> AIM:
Look for the string "homo" and copy every line that has it.

Records from a data source
################
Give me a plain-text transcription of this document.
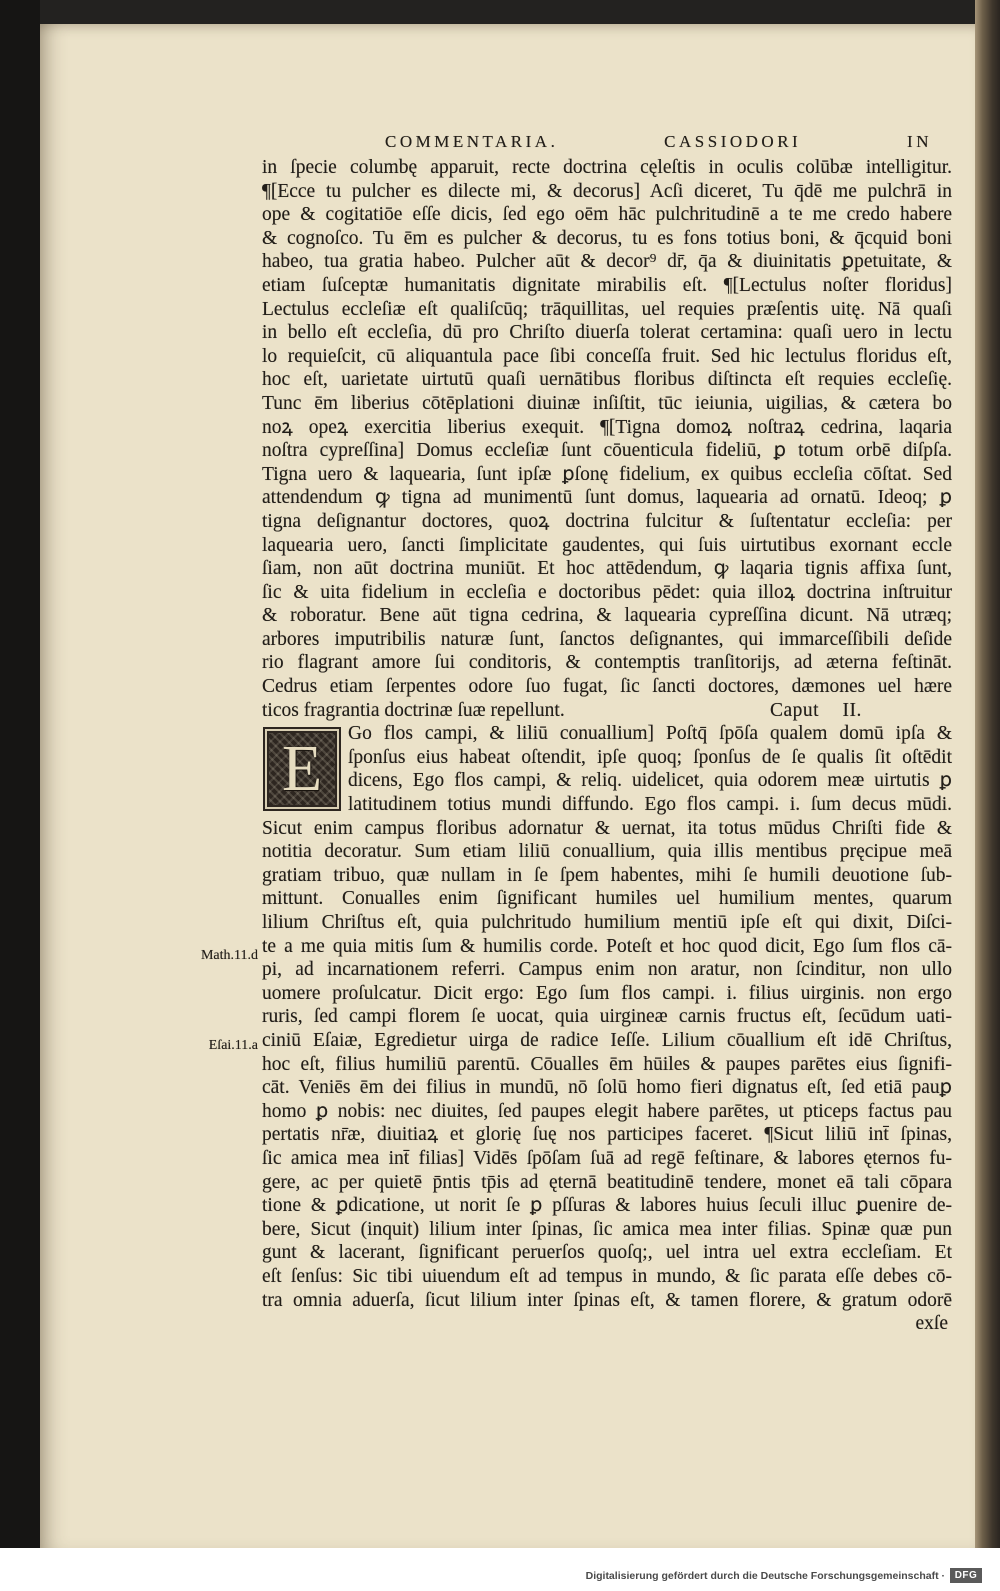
COMMENTARIA. CASSIODORI IN
Math.11.d
Eſai.11.a
in ſpecie columbę apparuit, recte doctrina cęleſtis in oculis colūbæ intelligitur.
¶[Ecce tu pulcher es dilecte mi, & decorus] Acſi diceret, Tu q̄dē me pulchrā in
ope & cogitatiōe eſſe dicis, ſed ego oēm hāc pulchritudinē a te me credo habere
& cognoſco. Tu ēm es pulcher & decorus, tu es fons totius boni, & q̄cquid boni
habeo, tua gratia habeo. Pulcher aūt & decor⁹ dr̄, q̄a & diuinitatis ꝑpetuitate, &
etiam ſuſceptæ humanitatis dignitate mirabilis eſt. ¶[Lectulus noſter floridus]
Lectulus eccleſiæ eſt qualiſcūq; trāquillitas, uel requies præſentis uitę. Nā quaſi
in bello eſt eccleſia, dū pro Chriſto diuerſa tolerat certamina: quaſi uero in lectu
lo requieſcit, cū aliquantula pace ſibi conceſſa fruit. Sed hic lectulus floridus eſt,
hoc eſt, uarietate uirtutū quaſi uernātibus floribus diſtincta eſt requies eccleſię.
Tunc ēm liberius cōtēplationi diuinæ inſiſtit, tūc ieiunia, uigilias, & cætera bo
noꝝ opeꝝ exercitia liberius exequit. ¶[Tigna domoꝝ noſtraꝝ cedrina, laqaria
noſtra cypreſſina] Domus eccleſiæ ſunt cōuenticula fideliū, ꝑ totum orbē diſpſa.
Tigna uero & laquearia, ſunt ipſæ ꝑſonę fidelium, ex quibus eccleſia cōſtat. Sed
attendendum ꝙ tigna ad munimentū ſunt domus, laquearia ad ornatū. Ideoq; ꝑ
tigna deſignantur doctores, quoꝝ doctrina fulcitur & ſuſtentatur eccleſia: per
laquearia uero, ſancti ſimplicitate gaudentes, qui ſuis uirtutibus exornant eccle
ſiam, non aūt doctrina muniūt. Et hoc attēdendum, ꝙ laqaria tignis affixa ſunt,
ſic & uita fidelium in eccleſia e doctoribus pēdet: quia illoꝝ doctrina inſtruitur
& roboratur. Bene aūt tigna cedrina, & laquearia cypreſſina dicunt. Nā utræq;
arbores imputribilis naturæ ſunt, ſanctos deſignantes, qui immarceſſibili deſide
rio flagrant amore ſui conditoris, & contemptis tranſitorijs, ad æterna feſtināt.
Cedrus etiam ſerpentes odore ſuo fugat, ſic ſancti doctores, dæmones uel hære
ticos fragrantia doctrinæ ſuæ repellunt.	Caput II.
Go flos campi, & liliū conuallium] Poſtq̄ ſpōſa qualem domū ipſa &
ſponſus eius habeat oſtendit, ipſe quoq; ſponſus de ſe qualis ſit oſtēdit
dicens, Ego flos campi, & reliq. uidelicet, quia odorem meæ uirtutis ꝑ
latitudinem totius mundi diffundo. Ego flos campi. i. ſum decus mūdi.
Sicut enim campus floribus adornatur & uernat, ita totus mūdus Chriſti fide &
notitia decoratur. Sum etiam liliū conuallium, quia illis mentibus pręcipue meā
gratiam tribuo, quæ nullam in ſe ſpem habentes, mihi ſe humili deuotione ſub-
mittunt. Conualles enim ſignificant humiles uel humilium mentes, quarum
lilium Chriſtus eſt, quia pulchritudo humilium mentiū ipſe eſt qui dixit, Diſci-
te a me quia mitis ſum & humilis corde. Poteſt et hoc quod dicit, Ego ſum flos cā-
pi, ad incarnationem referri. Campus enim non aratur, non ſcinditur, non ullo
uomere proſulcatur. Dicit ergo: Ego ſum flos campi. i. filius uirginis. non ergo
ruris, ſed campi florem ſe uocat, quia uirgineæ carnis fructus eſt, ſecūdum uati-
ciniū Eſaiæ, Egredietur uirga de radice Ieſſe. Lilium cōuallium eſt idē Chriſtus,
hoc eſt, filius humiliū parentū. Cōualles ēm hūiles & paupes parētes eius ſignifi-
cāt. Veniēs ēm dei filius in mundū, nō ſolū homo fieri dignatus eſt, ſed etiā pauꝑ
homo ꝑ nobis: nec diuites, ſed paupes elegit habere parētes, ut pticeps factus pau
pertatis nr̄æ, diuitiaꝝ et glorię ſuę nos participes faceret. ¶Sicut liliū int̄ ſpinas,
ſic amica mea int̄ filias] Vidēs ſpōſam ſuā ad regē feſtinare, & labores ęternos fu-
gere, ac per quietē p̄ntis tp̄is ad ęternā beatitudinē tendere, monet eā tali cōpara
tione & ꝑdicatione, ut norit ſe ꝑ pſſuras & labores huius ſeculi illuc ꝑuenire de-
bere, Sicut (inquit) lilium inter ſpinas, ſic amica mea inter filias. Spinæ quæ pun
gunt & lacerant, ſignificant peruerſos quoſq;, uel intra uel extra eccleſiam. Et
eſt ſenſus: Sic tibi uiuendum eſt ad tempus in mundo, & ſic parata eſſe debes cō-
tra omnia aduerſa, ſicut lilium inter ſpinas eſt, & tamen florere, & gratum odorē
exſe
E
Digitalisierung gefördert durch die Deutsche Forschungsgemeinschaft · DFG
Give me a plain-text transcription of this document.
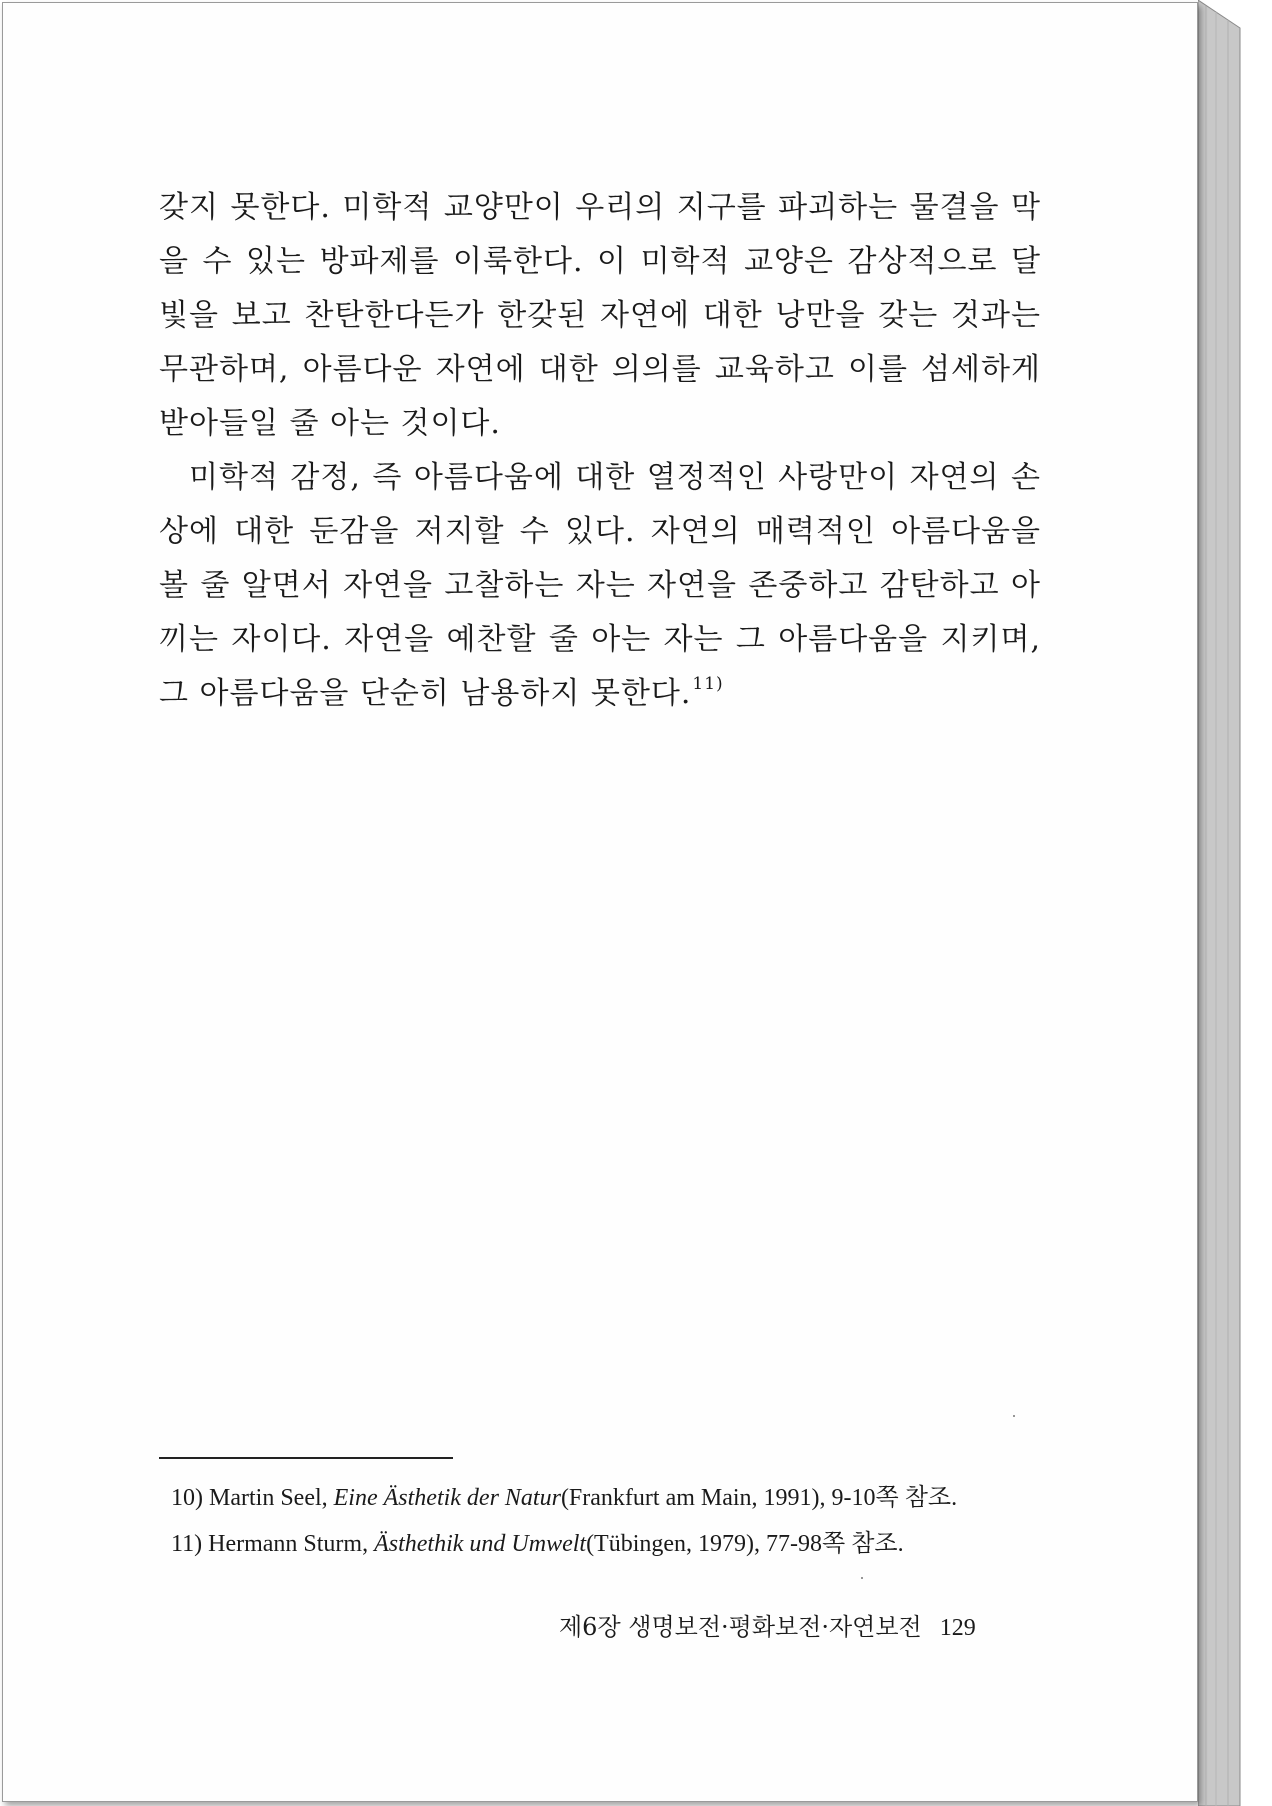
갖지 못한다. 미학적 교양만이 우리의 지구를 파괴하는 물결을 막을 수 있는 방파제를 이룩한다. 이 미학적 교양은 감상적으로 달빛을 보고 찬탄한다든가 한갖된 자연에 대한 낭만을 갖는 것과는 무관하며, 아름다운 자연에 대한 의의를 교육하고 이를 섬세하게 받아들일 줄 아는 것이다.

미학적 감정, 즉 아름다움에 대한 열정적인 사랑만이 자연의 손상에 대한 둔감을 저지할 수 있다. 자연의 매력적인 아름다움을 볼 줄 알면서 자연을 고찰하는 자는 자연을 존중하고 감탄하고 아끼는 자이다. 자연을 예찬할 줄 아는 자는 그 아름다움을 지키며, 그 아름다움을 단순히 남용하지 못한다.$^{11)}$

10) Martin Seel, Eine Ästhetik der Natur(Frankfurt am Main, 1991), 9-10쪽 참조.
11) Hermann Sturm, Ästhethik und Umwelt(Tübingen, 1979), 77-98쪽 참조.
제6장 생명보전·평화보전·자연보전 129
################
> RESPONSE:
cāt. Veniēs ēm dei filius in mundū, nō ſolū homo fieri dignatus eſt, ſed etiā pauꝑ
homo ꝑ nobis: nec diuites, ſed paupes elegit habere parētes, ut pticeps factus pau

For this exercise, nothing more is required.